◆ **Exercise materials**
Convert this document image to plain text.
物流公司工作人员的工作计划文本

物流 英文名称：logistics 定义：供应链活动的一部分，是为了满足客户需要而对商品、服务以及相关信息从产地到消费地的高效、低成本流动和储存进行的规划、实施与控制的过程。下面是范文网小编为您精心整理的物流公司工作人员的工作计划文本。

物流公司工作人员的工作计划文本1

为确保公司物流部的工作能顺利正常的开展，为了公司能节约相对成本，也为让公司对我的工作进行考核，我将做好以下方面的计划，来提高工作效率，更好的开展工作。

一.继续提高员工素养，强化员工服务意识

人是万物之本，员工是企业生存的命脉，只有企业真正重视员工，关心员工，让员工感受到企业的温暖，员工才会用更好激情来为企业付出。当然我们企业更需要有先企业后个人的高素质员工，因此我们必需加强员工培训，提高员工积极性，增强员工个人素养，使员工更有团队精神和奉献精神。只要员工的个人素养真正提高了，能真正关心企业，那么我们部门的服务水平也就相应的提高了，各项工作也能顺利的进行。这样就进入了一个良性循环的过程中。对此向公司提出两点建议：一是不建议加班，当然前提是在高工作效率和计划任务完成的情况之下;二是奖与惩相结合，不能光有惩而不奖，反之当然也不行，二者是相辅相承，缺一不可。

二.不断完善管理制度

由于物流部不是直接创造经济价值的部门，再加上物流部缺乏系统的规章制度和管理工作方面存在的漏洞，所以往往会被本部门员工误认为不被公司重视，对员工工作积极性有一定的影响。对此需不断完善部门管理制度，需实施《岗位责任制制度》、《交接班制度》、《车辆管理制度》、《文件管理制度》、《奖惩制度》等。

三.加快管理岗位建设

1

◆ **Task to complete**
Above are the records; retype every one exactly.

◆ **Output for this exercise**
Convert this document image to plain text.
物流公司工作人员的工作计划文本

物流 英文名称：logistics 定义：供应链活动的一部分，是为了满足客户需要而对商品、服务以及相关信息从产地到消费地的高效、低成本流动和储存进行的规划、实施与控制的过程。下面是范文网小编为您精心整理的物流公司工作人员的工作计划文本。

物流公司工作人员的工作计划文本1

为确保公司物流部的工作能顺利正常的开展，为了公司能节约相对成本，也为让公司对我的工作进行考核，我将做好以下方面的计划，来提高工作效率，更好的开展工作。

一.继续提高员工素养，强化员工服务意识

人是万物之本，员工是企业生存的命脉，只有企业真正重视员工，关心员工，让员工感受到企业的温暖，员工才会用更好激情来为企业付出。当然我们企业更需要有先企业后个人的高素质员工，因此我们必需加强员工培训，提高员工积极性，增强员工个人素养，使员工更有团队精神和奉献精神。只要员工的个人素养真正提高了，能真正关心企业，那么我们部门的服务水平也就相应的提高了，各项工作也能顺利的进行。这样就进入了一个良性循环的过程中。对此向公司提出两点建议：一是不建议加班，当然前提是在高工作效率和计划任务完成的情况之下;二是奖与惩相结合，不能光有惩而不奖，反之当然也不行，二者是相辅相承，缺一不可。

二.不断完善管理制度

由于物流部不是直接创造经济价值的部门，再加上物流部缺乏系统的规章制度和管理工作方面存在的漏洞，所以往往会被本部门员工误认为不被公司重视，对员工工作积极性有一定的影响。对此需不断完善部门管理制度，需实施《岗位责任制制度》、《交接班制度》、《车辆管理制度》、《文件管理制度》、《奖惩制度》等。

三.加快管理岗位建设

1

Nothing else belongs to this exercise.